[Items listed in a dataset]
▶
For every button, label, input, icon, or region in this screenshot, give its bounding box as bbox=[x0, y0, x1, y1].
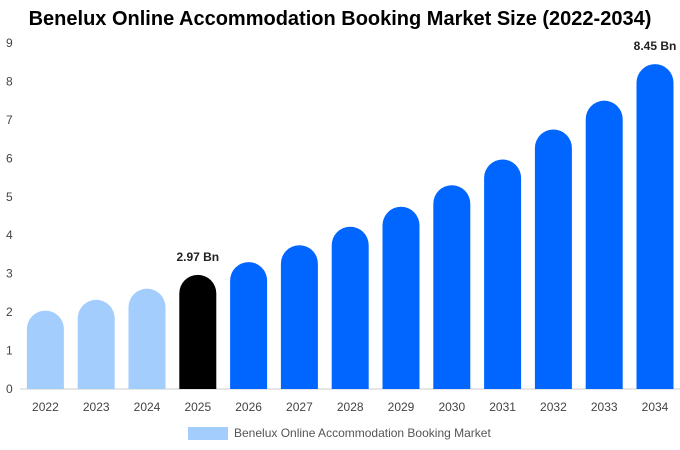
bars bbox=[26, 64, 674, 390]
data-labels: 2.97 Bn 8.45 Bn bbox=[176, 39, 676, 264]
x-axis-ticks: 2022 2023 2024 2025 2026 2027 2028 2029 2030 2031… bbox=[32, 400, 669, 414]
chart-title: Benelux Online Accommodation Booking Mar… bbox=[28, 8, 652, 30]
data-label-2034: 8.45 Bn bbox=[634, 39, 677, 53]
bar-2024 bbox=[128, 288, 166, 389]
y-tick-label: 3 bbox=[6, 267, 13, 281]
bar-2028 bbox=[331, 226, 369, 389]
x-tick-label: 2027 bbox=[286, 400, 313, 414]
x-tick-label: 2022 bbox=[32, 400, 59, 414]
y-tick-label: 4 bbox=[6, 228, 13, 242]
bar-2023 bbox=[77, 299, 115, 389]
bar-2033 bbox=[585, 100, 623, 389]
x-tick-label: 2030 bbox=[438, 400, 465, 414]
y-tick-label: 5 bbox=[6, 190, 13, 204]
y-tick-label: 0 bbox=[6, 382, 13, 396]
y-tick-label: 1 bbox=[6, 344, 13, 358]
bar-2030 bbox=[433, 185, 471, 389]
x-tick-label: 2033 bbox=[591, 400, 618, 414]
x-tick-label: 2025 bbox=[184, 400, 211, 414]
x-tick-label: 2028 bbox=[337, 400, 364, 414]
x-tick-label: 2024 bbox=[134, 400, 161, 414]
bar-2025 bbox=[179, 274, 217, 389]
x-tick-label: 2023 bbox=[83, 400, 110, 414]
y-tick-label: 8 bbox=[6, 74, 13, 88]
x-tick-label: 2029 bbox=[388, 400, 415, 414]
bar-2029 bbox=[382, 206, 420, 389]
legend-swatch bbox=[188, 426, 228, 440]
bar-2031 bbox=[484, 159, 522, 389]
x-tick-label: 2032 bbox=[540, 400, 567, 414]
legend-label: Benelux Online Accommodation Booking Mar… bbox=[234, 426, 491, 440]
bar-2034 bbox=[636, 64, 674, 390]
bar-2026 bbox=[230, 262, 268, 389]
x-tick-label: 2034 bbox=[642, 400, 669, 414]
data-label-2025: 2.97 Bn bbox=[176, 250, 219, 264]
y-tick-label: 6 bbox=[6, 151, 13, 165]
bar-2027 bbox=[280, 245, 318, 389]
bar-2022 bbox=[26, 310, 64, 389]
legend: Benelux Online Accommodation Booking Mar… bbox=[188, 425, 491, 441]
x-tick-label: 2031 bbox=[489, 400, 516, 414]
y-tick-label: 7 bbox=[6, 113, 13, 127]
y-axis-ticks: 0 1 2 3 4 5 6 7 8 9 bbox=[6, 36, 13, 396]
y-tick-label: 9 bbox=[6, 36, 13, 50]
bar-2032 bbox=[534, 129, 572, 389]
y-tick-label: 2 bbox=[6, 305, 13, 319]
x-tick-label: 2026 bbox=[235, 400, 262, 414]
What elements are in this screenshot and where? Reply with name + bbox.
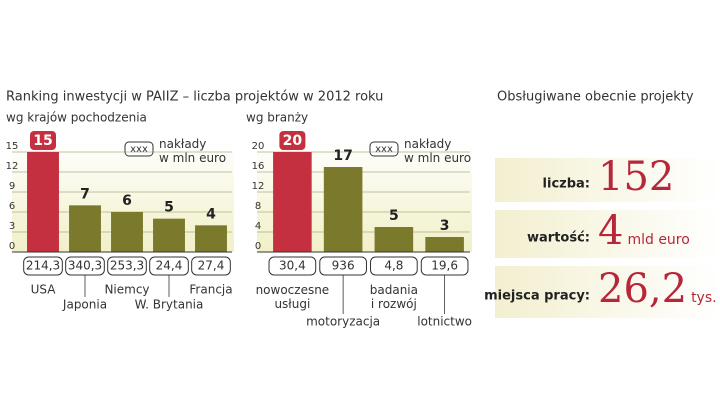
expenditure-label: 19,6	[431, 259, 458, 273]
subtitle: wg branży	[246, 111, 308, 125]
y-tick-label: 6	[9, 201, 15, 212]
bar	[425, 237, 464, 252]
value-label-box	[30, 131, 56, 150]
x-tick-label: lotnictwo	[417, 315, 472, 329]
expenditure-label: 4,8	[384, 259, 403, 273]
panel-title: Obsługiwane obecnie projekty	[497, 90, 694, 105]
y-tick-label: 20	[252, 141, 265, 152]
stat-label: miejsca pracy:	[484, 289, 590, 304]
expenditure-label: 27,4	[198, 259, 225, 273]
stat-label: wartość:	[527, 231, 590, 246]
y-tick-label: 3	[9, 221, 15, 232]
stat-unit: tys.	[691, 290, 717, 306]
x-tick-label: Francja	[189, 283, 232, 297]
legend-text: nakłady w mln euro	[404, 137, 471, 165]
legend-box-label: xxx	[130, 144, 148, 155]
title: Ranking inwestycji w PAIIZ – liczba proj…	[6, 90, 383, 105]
◀
[Exercise]:
Reproduce all of the material above with every "x-tick-label" replaced by "x-axis-label", keeping everything else the same and omitting the pictures.

[The solution]:
For every button, label, input, icon, or region in this screenshot, give its bounding box as bbox=[x0, y0, x1, y1].
bars bbox=[26, 64, 674, 390]
data-labels: 2.97 Bn 8.45 Bn bbox=[176, 39, 676, 264]
x-axis-ticks: 2022 2023 2024 2025 2026 2027 2028 2029 2030 2031… bbox=[32, 400, 669, 414]
chart-title: Benelux Online Accommodation Booking Mar… bbox=[28, 8, 652, 30]
data-label-2034: 8.45 Bn bbox=[634, 39, 677, 53]
bar-2024 bbox=[128, 288, 166, 389]
y-tick-label: 3 bbox=[6, 267, 13, 281]
bar-2028 bbox=[331, 226, 369, 389]
x-axis-label: 2027 bbox=[286, 400, 313, 414]
x-axis-label: 2022 bbox=[32, 400, 59, 414]
y-tick-label: 4 bbox=[6, 228, 13, 242]
bar-2023 bbox=[77, 299, 115, 389]
bar-2033 bbox=[585, 100, 623, 389]
x-axis-label: 2030 bbox=[438, 400, 465, 414]
y-tick-label: 5 bbox=[6, 190, 13, 204]
y-tick-label: 0 bbox=[6, 382, 13, 396]
y-tick-label: 1 bbox=[6, 344, 13, 358]
bar-2030 bbox=[433, 185, 471, 389]
x-axis-label: 2033 bbox=[591, 400, 618, 414]
x-axis-label: 2025 bbox=[184, 400, 211, 414]
x-axis-label: 2028 bbox=[337, 400, 364, 414]
x-axis-label: 2024 bbox=[134, 400, 161, 414]
bar-2025 bbox=[179, 274, 217, 389]
x-axis-label: 2023 bbox=[83, 400, 110, 414]
y-tick-label: 8 bbox=[6, 74, 13, 88]
x-axis-label: 2029 bbox=[388, 400, 415, 414]
bar-2029 bbox=[382, 206, 420, 389]
legend-swatch bbox=[188, 426, 228, 440]
bar-2031 bbox=[484, 159, 522, 389]
x-axis-label: 2032 bbox=[540, 400, 567, 414]
legend-label: Benelux Online Accommodation Booking Mar… bbox=[234, 426, 491, 440]
bar-2034 bbox=[636, 64, 674, 390]
bar-2026 bbox=[230, 262, 268, 389]
x-axis-label: 2034 bbox=[642, 400, 669, 414]
data-label-2025: 2.97 Bn bbox=[176, 250, 219, 264]
y-tick-label: 6 bbox=[6, 151, 13, 165]
bar-2027 bbox=[280, 245, 318, 389]
bar-2022 bbox=[26, 310, 64, 389]
legend: Benelux Online Accommodation Booking Mar… bbox=[188, 425, 491, 441]
x-axis-label: 2031 bbox=[489, 400, 516, 414]
y-tick-label: 7 bbox=[6, 113, 13, 127]
y-axis-ticks: 0 1 2 3 4 5 6 7 8 9 bbox=[6, 36, 13, 396]
y-tick-label: 9 bbox=[6, 36, 13, 50]
bar-2032 bbox=[534, 129, 572, 389]
y-tick-label: 2 bbox=[6, 305, 13, 319]
x-axis-label: 2026 bbox=[235, 400, 262, 414]
What elements are in this screenshot and where? Reply with name + bbox.
expenditure-label: 19,6	[431, 259, 458, 273]
subtitle: wg branży	[246, 111, 308, 125]
y-tick-label: 6	[9, 201, 15, 212]
bar	[425, 237, 464, 252]
value-label-box	[30, 131, 56, 150]
x-axis-label: lotnictwo	[417, 315, 472, 329]
expenditure-label: 4,8	[384, 259, 403, 273]
panel-title: Obsługiwane obecnie projekty	[497, 90, 694, 105]
y-tick-label: 20	[252, 141, 265, 152]
stat-label: miejsca pracy:	[484, 289, 590, 304]
expenditure-label: 27,4	[198, 259, 225, 273]
stat-label: wartość:	[527, 231, 590, 246]
y-tick-label: 3	[9, 221, 15, 232]
stat-unit: tys.	[691, 290, 717, 306]
x-axis-label: Francja	[189, 283, 232, 297]
legend-text: nakłady w mln euro	[404, 137, 471, 165]
legend-box-label: xxx	[130, 144, 148, 155]
title: Ranking inwestycji w PAIIZ – liczba proj…	[6, 90, 383, 105]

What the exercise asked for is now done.